Would it be possible to write out each entry below exactly, without the pictures?

-.-.-

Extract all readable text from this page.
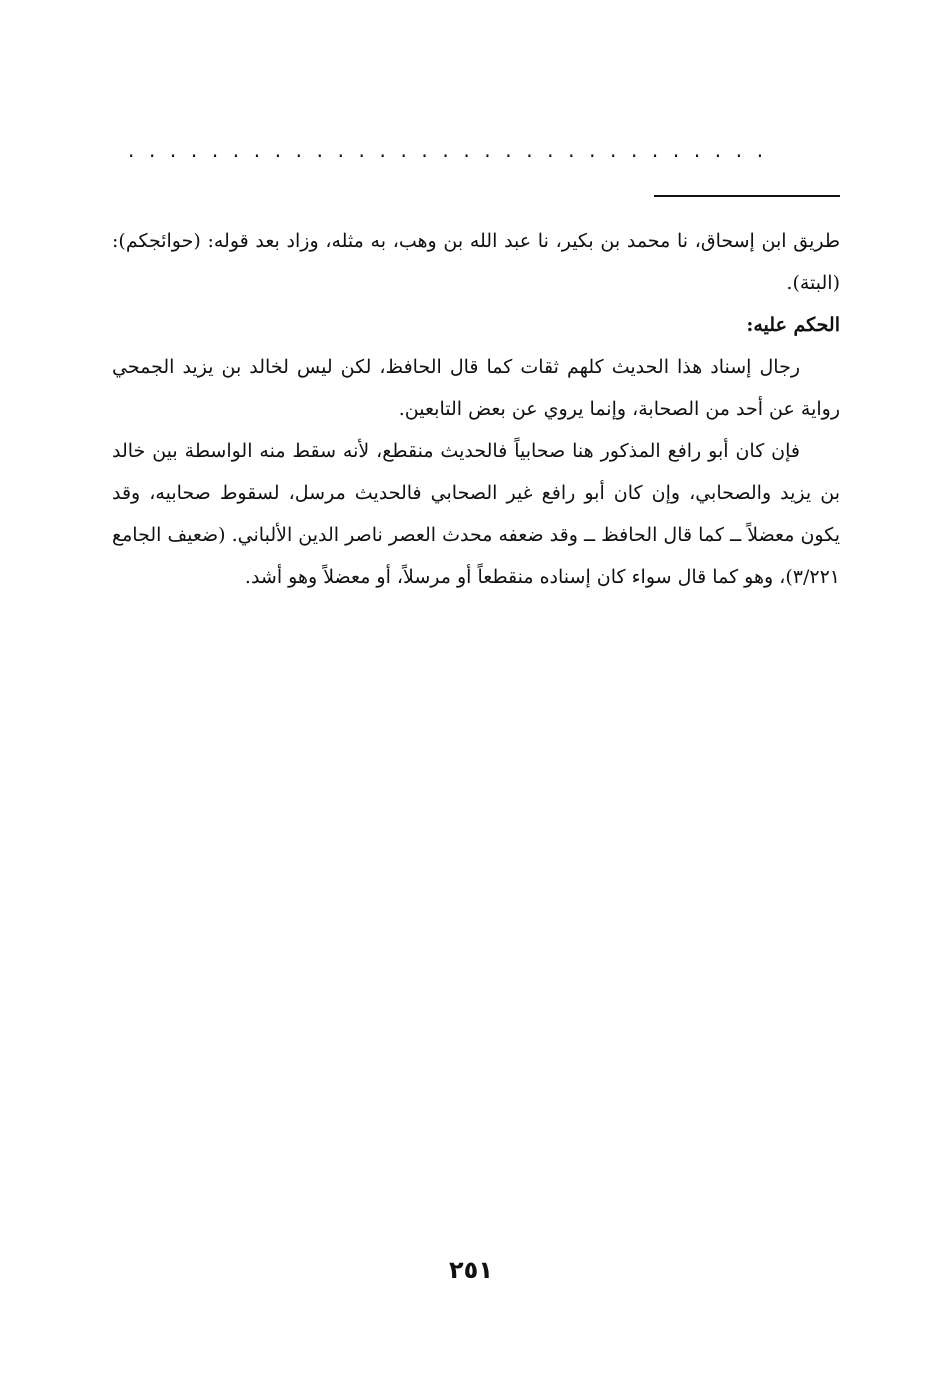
...............................

طريق ابن إسحاق، نا محمد بن بكير، نا عبد الله بن وهب، به مثله، وزاد بعد قوله: (حوائجكم): (البتة).

الحكم عليه:

رجال إسناد هذا الحديث كلهم ثقات كما قال الحافظ، لكن ليس لخالد بن يزيد الجمحي رواية عن أحد من الصحابة، وإنما يروي عن بعض التابعين.

فإن كان أبو رافع المذكور هنا صحابياً فالحديث منقطع، لأنه سقط منه الواسطة بين خالد بن يزيد والصحابي، وإن كان أبو رافع غير الصحابي فالحديث مرسل، لسقوط صحابيه، وقد يكون معضلاً ــ كما قال الحافظ ــ وقد ضعفه محدث العصر ناصر الدين الألباني. (ضعيف الجامع ٣/٢٢١)، وهو كما قال سواء كان إسناده منقطعاً أو مرسلاً، أو معضلاً وهو أشد.

٢٥١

-.-.-

Written reply:
Extract all readable text from this page.
...............................

طريق ابن إسحاق، نا محمد بن بكير، نا عبد الله بن وهب، به مثله، وزاد بعد قوله: (حوائجكم): (البتة).

الحكم عليه:

رجال إسناد هذا الحديث كلهم ثقات كما قال الحافظ، لكن ليس لخالد بن يزيد الجمحي رواية عن أحد من الصحابة، وإنما يروي عن بعض التابعين.

فإن كان أبو رافع المذكور هنا صحابياً فالحديث منقطع، لأنه سقط منه الواسطة بين خالد بن يزيد والصحابي، وإن كان أبو رافع غير الصحابي فالحديث مرسل، لسقوط صحابيه، وقد يكون معضلاً ــ كما قال الحافظ ــ وقد ضعفه محدث العصر ناصر الدين الألباني. (ضعيف الجامع ٣/٢٢١)، وهو كما قال سواء كان إسناده منقطعاً أو مرسلاً، أو معضلاً وهو أشد.

٢٥١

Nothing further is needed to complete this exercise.